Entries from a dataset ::
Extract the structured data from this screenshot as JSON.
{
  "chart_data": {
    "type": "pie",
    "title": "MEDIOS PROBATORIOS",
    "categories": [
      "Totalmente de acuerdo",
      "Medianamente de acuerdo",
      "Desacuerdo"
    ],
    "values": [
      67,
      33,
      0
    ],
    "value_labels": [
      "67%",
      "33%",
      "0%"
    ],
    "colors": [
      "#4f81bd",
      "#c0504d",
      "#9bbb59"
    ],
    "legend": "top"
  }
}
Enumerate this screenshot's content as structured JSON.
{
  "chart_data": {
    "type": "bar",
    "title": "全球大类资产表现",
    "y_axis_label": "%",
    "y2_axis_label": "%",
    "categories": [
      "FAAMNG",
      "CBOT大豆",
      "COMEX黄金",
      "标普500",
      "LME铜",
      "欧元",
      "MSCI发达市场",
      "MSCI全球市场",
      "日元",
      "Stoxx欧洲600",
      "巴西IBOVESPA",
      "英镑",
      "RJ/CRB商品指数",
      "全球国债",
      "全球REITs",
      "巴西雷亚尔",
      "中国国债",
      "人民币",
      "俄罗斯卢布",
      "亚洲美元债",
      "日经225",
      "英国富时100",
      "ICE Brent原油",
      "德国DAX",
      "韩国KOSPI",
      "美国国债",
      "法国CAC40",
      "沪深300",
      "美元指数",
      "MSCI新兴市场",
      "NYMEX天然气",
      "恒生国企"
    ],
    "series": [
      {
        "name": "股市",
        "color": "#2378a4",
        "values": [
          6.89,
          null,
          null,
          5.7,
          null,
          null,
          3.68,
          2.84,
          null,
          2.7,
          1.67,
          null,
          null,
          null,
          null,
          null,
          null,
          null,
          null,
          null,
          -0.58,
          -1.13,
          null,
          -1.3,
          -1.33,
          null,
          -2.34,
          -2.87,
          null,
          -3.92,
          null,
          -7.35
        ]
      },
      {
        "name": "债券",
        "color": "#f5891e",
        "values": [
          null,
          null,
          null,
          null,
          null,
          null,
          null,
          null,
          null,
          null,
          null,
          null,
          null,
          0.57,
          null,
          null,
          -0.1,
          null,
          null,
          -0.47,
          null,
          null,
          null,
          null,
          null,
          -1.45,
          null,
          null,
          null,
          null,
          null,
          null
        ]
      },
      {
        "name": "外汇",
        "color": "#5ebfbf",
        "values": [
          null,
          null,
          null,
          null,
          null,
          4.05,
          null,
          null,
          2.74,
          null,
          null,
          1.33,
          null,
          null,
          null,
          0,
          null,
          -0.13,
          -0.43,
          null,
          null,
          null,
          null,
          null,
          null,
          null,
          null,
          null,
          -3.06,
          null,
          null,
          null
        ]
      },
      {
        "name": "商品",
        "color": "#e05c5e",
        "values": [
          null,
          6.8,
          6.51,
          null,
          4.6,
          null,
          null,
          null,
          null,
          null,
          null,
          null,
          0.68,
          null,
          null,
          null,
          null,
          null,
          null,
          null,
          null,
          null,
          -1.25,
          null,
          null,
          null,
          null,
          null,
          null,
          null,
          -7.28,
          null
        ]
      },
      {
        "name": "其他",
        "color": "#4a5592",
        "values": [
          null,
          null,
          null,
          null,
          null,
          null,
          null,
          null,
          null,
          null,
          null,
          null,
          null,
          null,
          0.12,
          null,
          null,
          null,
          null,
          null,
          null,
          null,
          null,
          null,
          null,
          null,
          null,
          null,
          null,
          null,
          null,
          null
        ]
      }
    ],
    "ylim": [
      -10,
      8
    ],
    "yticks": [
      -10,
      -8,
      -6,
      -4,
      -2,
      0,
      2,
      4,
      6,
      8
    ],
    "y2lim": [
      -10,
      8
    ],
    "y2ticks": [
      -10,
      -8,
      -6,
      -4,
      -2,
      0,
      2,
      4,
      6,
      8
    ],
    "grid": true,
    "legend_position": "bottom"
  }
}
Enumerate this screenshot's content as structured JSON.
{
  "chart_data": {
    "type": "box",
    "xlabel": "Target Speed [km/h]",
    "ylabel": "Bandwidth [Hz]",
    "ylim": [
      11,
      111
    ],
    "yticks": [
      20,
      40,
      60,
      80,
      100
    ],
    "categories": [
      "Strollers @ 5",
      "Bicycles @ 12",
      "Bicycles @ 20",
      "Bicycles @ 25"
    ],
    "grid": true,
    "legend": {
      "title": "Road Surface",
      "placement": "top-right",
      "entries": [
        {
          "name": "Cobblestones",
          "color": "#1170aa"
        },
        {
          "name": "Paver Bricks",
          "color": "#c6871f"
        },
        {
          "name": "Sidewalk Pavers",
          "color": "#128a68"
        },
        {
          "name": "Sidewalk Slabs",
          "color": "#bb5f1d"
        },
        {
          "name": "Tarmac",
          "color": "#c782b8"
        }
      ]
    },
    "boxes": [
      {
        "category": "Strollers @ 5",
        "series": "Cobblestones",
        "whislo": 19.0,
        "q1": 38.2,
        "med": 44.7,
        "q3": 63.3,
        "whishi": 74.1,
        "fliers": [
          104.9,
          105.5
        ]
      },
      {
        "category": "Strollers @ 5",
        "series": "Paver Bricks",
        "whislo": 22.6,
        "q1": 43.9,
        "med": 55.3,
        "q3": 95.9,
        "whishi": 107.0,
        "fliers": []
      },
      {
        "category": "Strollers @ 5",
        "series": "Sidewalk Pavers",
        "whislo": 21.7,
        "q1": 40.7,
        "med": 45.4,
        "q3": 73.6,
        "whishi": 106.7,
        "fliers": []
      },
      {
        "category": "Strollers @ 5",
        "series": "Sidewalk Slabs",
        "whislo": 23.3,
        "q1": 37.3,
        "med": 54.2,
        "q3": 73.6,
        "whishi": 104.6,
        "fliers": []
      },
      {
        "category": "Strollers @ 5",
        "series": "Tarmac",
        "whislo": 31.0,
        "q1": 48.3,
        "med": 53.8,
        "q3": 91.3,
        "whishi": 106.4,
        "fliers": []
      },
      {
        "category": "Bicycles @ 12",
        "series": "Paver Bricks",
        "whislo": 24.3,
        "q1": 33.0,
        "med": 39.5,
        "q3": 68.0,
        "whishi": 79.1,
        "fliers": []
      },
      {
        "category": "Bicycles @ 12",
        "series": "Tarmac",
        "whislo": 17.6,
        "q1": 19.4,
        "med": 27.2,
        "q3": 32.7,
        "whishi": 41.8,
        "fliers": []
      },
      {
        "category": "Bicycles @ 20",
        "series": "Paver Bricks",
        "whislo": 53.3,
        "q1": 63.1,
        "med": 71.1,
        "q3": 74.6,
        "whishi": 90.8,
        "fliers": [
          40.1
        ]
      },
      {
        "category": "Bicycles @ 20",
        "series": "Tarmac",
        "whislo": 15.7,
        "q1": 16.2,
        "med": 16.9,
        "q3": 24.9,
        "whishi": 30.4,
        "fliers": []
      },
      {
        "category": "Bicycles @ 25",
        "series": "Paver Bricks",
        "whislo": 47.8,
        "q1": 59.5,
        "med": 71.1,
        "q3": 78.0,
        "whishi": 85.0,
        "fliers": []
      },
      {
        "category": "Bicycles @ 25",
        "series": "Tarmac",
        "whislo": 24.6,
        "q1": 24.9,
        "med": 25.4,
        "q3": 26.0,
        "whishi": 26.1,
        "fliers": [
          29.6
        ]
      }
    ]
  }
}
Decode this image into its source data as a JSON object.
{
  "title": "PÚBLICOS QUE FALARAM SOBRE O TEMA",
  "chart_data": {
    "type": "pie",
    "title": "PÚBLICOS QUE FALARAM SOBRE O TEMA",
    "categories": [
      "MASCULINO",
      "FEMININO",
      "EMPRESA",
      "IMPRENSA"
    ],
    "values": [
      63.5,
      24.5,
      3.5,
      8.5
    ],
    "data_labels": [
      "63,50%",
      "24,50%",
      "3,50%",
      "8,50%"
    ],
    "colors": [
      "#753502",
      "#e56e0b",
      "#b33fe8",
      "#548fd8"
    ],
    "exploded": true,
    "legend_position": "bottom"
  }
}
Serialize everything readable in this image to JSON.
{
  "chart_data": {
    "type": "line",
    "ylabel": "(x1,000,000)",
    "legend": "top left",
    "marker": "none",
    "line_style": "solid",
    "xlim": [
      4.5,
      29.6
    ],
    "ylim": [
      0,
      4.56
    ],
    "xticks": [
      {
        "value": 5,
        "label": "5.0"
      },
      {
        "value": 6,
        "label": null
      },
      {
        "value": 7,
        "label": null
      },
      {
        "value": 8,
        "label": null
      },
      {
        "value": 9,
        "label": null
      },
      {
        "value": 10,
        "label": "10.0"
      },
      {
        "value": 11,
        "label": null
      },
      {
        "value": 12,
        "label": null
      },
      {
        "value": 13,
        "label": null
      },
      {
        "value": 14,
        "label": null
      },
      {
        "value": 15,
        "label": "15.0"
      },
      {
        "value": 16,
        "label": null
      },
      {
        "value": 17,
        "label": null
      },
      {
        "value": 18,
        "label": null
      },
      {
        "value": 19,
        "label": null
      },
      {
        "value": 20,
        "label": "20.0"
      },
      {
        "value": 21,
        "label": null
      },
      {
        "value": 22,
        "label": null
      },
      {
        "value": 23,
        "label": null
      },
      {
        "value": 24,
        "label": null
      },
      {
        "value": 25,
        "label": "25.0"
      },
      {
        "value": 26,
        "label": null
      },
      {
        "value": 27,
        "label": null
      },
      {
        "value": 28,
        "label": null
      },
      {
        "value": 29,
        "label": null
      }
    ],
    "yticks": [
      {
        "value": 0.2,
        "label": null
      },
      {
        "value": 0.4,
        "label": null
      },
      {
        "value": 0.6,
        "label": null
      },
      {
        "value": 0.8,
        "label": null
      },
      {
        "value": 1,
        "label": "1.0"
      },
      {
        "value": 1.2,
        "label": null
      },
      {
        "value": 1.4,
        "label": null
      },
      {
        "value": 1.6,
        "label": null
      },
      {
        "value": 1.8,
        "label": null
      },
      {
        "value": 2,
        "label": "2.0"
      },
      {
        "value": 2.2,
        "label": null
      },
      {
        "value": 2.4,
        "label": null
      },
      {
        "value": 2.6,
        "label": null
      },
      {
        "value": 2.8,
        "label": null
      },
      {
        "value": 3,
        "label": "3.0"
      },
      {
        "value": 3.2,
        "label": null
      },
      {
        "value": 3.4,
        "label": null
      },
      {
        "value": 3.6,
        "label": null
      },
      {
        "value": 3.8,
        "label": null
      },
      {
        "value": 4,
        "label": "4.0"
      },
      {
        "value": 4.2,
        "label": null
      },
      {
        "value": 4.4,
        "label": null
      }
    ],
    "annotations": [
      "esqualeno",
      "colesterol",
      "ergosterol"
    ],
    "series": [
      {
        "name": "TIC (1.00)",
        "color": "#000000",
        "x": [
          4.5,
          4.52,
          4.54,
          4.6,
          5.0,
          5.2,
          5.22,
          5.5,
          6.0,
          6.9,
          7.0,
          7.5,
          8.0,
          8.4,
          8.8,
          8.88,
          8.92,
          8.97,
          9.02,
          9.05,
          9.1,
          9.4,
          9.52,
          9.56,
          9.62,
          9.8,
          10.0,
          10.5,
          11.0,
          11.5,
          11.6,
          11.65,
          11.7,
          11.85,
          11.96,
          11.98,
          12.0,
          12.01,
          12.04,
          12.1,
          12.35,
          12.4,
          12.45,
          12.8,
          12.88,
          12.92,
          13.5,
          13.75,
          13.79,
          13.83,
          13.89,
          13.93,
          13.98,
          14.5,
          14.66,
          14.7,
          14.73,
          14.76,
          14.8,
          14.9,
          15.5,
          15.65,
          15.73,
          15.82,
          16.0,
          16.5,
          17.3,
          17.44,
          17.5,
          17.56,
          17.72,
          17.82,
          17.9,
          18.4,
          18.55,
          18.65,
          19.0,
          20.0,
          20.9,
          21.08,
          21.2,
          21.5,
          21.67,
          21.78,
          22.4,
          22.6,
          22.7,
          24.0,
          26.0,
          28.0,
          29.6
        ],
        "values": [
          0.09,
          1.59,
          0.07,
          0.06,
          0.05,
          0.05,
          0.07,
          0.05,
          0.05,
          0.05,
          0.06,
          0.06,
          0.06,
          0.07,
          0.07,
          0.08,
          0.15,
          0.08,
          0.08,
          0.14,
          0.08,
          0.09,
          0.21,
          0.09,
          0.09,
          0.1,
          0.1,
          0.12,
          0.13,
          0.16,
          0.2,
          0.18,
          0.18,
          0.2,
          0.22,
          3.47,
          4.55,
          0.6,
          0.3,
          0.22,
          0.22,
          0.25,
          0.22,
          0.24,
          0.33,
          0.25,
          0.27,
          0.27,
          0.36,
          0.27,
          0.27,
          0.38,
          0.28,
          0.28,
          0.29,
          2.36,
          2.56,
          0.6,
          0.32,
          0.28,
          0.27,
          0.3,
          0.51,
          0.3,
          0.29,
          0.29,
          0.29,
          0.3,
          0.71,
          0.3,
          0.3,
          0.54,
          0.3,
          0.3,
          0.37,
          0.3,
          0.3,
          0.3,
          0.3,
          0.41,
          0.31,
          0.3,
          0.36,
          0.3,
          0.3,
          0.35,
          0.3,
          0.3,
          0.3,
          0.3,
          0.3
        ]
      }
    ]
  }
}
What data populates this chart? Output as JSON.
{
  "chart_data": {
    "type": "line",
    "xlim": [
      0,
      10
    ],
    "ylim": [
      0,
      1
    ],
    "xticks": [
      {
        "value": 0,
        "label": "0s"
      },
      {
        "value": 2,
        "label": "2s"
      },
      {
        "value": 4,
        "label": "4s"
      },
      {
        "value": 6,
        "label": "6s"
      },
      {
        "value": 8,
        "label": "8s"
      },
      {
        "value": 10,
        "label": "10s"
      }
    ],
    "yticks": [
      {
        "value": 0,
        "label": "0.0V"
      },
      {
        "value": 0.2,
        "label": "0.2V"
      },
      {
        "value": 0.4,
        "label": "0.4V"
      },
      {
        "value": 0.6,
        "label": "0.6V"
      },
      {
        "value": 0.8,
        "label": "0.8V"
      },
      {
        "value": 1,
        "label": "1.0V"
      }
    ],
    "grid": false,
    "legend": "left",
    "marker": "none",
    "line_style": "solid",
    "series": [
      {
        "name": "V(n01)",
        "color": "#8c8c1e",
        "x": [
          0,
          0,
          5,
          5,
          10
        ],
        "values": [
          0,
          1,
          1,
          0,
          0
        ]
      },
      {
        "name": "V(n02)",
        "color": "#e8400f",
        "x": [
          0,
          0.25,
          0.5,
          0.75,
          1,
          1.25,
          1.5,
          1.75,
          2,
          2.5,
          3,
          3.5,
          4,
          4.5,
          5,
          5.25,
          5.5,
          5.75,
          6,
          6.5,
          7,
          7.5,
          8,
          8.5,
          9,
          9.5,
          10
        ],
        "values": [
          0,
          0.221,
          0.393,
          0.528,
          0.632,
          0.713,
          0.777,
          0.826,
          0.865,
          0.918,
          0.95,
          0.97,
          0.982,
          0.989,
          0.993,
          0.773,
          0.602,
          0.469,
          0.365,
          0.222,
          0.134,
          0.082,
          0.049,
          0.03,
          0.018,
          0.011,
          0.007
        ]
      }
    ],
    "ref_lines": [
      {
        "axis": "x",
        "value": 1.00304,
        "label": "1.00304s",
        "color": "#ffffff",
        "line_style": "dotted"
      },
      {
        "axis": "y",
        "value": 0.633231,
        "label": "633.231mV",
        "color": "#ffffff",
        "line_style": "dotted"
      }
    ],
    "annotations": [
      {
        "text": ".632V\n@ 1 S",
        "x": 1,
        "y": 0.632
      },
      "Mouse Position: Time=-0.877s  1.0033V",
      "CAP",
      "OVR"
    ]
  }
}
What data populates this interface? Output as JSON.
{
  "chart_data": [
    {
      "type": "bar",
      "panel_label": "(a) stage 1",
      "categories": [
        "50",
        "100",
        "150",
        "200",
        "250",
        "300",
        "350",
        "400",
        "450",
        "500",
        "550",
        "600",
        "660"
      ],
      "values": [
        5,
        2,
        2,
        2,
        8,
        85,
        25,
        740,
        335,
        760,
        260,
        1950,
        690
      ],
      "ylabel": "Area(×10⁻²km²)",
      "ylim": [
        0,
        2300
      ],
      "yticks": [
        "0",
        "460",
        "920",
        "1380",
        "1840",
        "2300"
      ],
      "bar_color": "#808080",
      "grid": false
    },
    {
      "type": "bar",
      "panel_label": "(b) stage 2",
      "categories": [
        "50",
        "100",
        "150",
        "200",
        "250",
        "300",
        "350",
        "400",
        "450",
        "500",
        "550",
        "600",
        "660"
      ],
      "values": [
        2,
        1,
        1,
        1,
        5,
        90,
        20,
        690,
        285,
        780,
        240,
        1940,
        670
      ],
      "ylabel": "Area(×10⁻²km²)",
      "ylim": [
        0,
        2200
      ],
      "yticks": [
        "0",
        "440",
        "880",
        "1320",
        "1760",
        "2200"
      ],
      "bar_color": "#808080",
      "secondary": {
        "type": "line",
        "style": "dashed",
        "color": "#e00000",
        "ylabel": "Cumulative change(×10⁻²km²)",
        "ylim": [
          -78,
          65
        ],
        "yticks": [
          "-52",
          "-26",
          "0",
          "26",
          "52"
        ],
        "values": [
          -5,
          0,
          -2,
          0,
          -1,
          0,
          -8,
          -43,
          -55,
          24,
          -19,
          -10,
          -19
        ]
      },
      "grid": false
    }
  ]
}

Required work :: Filter the records for lines holding the string "Pavers". Copy each one.

Completed exercise ::
          "name": "Sidewalk Pavers",
        "series": "Sidewalk Pavers",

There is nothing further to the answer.